[Stored data]
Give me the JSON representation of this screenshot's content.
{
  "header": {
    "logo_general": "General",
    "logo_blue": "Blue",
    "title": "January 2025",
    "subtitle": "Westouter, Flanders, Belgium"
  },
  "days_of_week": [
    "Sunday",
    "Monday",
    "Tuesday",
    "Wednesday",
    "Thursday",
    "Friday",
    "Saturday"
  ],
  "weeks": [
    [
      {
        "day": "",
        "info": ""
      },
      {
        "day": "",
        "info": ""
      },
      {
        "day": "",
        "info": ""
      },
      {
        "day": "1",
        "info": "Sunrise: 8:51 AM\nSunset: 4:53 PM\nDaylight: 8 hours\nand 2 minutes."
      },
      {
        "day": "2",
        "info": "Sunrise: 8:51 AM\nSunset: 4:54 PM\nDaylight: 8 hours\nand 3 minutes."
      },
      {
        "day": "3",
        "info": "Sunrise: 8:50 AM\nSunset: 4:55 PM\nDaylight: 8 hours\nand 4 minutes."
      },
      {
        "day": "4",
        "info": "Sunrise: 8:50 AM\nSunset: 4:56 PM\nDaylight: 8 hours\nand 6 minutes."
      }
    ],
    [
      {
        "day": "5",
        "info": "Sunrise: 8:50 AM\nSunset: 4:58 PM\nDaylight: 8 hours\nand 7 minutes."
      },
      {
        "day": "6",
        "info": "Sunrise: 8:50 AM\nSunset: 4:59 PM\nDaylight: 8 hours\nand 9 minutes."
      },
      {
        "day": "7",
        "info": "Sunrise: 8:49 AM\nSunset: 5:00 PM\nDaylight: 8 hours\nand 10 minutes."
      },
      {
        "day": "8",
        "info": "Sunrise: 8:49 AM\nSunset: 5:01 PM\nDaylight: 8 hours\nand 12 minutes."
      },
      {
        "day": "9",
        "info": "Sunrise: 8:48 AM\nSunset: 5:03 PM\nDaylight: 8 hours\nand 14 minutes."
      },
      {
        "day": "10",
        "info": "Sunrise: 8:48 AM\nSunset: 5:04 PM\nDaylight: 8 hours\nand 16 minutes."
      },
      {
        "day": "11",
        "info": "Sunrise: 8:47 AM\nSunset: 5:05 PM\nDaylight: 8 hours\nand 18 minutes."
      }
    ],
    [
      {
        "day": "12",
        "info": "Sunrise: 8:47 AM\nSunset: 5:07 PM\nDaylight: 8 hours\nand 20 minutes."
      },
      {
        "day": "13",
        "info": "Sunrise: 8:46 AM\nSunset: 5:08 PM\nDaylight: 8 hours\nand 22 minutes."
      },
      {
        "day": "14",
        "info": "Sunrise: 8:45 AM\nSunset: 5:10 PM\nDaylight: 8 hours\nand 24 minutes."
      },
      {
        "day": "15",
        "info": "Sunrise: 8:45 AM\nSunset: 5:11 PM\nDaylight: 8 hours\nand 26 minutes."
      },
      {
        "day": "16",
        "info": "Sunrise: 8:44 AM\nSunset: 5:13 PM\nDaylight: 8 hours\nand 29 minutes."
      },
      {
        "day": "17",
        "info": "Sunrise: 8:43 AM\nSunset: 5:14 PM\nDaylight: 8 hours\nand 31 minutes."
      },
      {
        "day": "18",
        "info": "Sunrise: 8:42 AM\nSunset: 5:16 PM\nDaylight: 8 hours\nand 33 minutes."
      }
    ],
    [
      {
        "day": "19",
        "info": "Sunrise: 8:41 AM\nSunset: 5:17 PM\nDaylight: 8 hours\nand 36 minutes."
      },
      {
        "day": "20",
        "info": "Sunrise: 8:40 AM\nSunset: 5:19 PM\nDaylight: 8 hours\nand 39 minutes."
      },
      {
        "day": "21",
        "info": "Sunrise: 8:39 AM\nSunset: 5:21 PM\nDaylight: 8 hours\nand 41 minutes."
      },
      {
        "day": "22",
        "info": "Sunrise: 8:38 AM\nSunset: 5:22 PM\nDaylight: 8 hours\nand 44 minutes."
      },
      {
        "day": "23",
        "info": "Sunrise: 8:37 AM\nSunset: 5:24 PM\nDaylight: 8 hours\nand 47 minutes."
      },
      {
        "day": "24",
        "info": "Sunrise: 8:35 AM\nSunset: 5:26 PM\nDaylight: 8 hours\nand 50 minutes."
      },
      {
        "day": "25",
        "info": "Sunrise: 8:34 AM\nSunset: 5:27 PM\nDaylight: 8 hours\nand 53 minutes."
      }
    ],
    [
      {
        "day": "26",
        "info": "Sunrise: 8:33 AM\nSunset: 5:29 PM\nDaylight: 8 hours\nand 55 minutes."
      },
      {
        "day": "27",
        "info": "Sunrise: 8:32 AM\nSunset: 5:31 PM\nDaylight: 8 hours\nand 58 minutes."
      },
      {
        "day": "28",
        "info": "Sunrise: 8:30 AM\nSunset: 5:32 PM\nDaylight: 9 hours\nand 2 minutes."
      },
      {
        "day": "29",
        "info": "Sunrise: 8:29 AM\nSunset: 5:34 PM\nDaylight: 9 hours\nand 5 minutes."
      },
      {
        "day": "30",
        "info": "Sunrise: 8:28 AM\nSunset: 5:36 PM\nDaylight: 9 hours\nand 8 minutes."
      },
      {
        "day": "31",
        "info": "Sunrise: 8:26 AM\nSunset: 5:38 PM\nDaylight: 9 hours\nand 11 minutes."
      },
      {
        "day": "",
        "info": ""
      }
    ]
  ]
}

__TASK DETAILS__:
Copy the records above exactly as they appear.

__EXERCISE RESPONSE__:
Give me the JSON representation of this screenshot's content.
{
  "header": {
    "logo_general": "General",
    "logo_blue": "Blue",
    "title": "January 2025",
    "subtitle": "Westouter, Flanders, Belgium"
  },
  "days_of_week": [
    "Sunday",
    "Monday",
    "Tuesday",
    "Wednesday",
    "Thursday",
    "Friday",
    "Saturday"
  ],
  "weeks": [
    [
      {
        "day": "",
        "info": ""
      },
      {
        "day": "",
        "info": ""
      },
      {
        "day": "",
        "info": ""
      },
      {
        "day": "1",
        "info": "Sunrise: 8:51 AM\nSunset: 4:53 PM\nDaylight: 8 hours\nand 2 minutes."
      },
      {
        "day": "2",
        "info": "Sunrise: 8:51 AM\nSunset: 4:54 PM\nDaylight: 8 hours\nand 3 minutes."
      },
      {
        "day": "3",
        "info": "Sunrise: 8:50 AM\nSunset: 4:55 PM\nDaylight: 8 hours\nand 4 minutes."
      },
      {
        "day": "4",
        "info": "Sunrise: 8:50 AM\nSunset: 4:56 PM\nDaylight: 8 hours\nand 6 minutes."
      }
    ],
    [
      {
        "day": "5",
        "info": "Sunrise: 8:50 AM\nSunset: 4:58 PM\nDaylight: 8 hours\nand 7 minutes."
      },
      {
        "day": "6",
        "info": "Sunrise: 8:50 AM\nSunset: 4:59 PM\nDaylight: 8 hours\nand 9 minutes."
      },
      {
        "day": "7",
        "info": "Sunrise: 8:49 AM\nSunset: 5:00 PM\nDaylight: 8 hours\nand 10 minutes."
      },
      {
        "day": "8",
        "info": "Sunrise: 8:49 AM\nSunset: 5:01 PM\nDaylight: 8 hours\nand 12 minutes."
      },
      {
        "day": "9",
        "info": "Sunrise: 8:48 AM\nSunset: 5:03 PM\nDaylight: 8 hours\nand 14 minutes."
      },
      {
        "day": "10",
        "info": "Sunrise: 8:48 AM\nSunset: 5:04 PM\nDaylight: 8 hours\nand 16 minutes."
      },
      {
        "day": "11",
        "info": "Sunrise: 8:47 AM\nSunset: 5:05 PM\nDaylight: 8 hours\nand 18 minutes."
      }
    ],
    [
      {
        "day": "12",
        "info": "Sunrise: 8:47 AM\nSunset: 5:07 PM\nDaylight: 8 hours\nand 20 minutes."
      },
      {
        "day": "13",
        "info": "Sunrise: 8:46 AM\nSunset: 5:08 PM\nDaylight: 8 hours\nand 22 minutes."
      },
      {
        "day": "14",
        "info": "Sunrise: 8:45 AM\nSunset: 5:10 PM\nDaylight: 8 hours\nand 24 minutes."
      },
      {
        "day": "15",
        "info": "Sunrise: 8:45 AM\nSunset: 5:11 PM\nDaylight: 8 hours\nand 26 minutes."
      },
      {
        "day": "16",
        "info": "Sunrise: 8:44 AM\nSunset: 5:13 PM\nDaylight: 8 hours\nand 29 minutes."
      },
      {
        "day": "17",
        "info": "Sunrise: 8:43 AM\nSunset: 5:14 PM\nDaylight: 8 hours\nand 31 minutes."
      },
      {
        "day": "18",
        "info": "Sunrise: 8:42 AM\nSunset: 5:16 PM\nDaylight: 8 hours\nand 33 minutes."
      }
    ],
    [
      {
        "day": "19",
        "info": "Sunrise: 8:41 AM\nSunset: 5:17 PM\nDaylight: 8 hours\nand 36 minutes."
      },
      {
        "day": "20",
        "info": "Sunrise: 8:40 AM\nSunset: 5:19 PM\nDaylight: 8 hours\nand 39 minutes."
      },
      {
        "day": "21",
        "info": "Sunrise: 8:39 AM\nSunset: 5:21 PM\nDaylight: 8 hours\nand 41 minutes."
      },
      {
        "day": "22",
        "info": "Sunrise: 8:38 AM\nSunset: 5:22 PM\nDaylight: 8 hours\nand 44 minutes."
      },
      {
        "day": "23",
        "info": "Sunrise: 8:37 AM\nSunset: 5:24 PM\nDaylight: 8 hours\nand 47 minutes."
      },
      {
        "day": "24",
        "info": "Sunrise: 8:35 AM\nSunset: 5:26 PM\nDaylight: 8 hours\nand 50 minutes."
      },
      {
        "day": "25",
        "info": "Sunrise: 8:34 AM\nSunset: 5:27 PM\nDaylight: 8 hours\nand 53 minutes."
      }
    ],
    [
      {
        "day": "26",
        "info": "Sunrise: 8:33 AM\nSunset: 5:29 PM\nDaylight: 8 hours\nand 55 minutes."
      },
      {
        "day": "27",
        "info": "Sunrise: 8:32 AM\nSunset: 5:31 PM\nDaylight: 8 hours\nand 58 minutes."
      },
      {
        "day": "28",
        "info": "Sunrise: 8:30 AM\nSunset: 5:32 PM\nDaylight: 9 hours\nand 2 minutes."
      },
      {
        "day": "29",
        "info": "Sunrise: 8:29 AM\nSunset: 5:34 PM\nDaylight: 9 hours\nand 5 minutes."
      },
      {
        "day": "30",
        "info": "Sunrise: 8:28 AM\nSunset: 5:36 PM\nDaylight: 9 hours\nand 8 minutes."
      },
      {
        "day": "31",
        "info": "Sunrise: 8:26 AM\nSunset: 5:38 PM\nDaylight: 9 hours\nand 11 minutes."
      },
      {
        "day": "",
        "info": ""
      }
    ]
  ]
}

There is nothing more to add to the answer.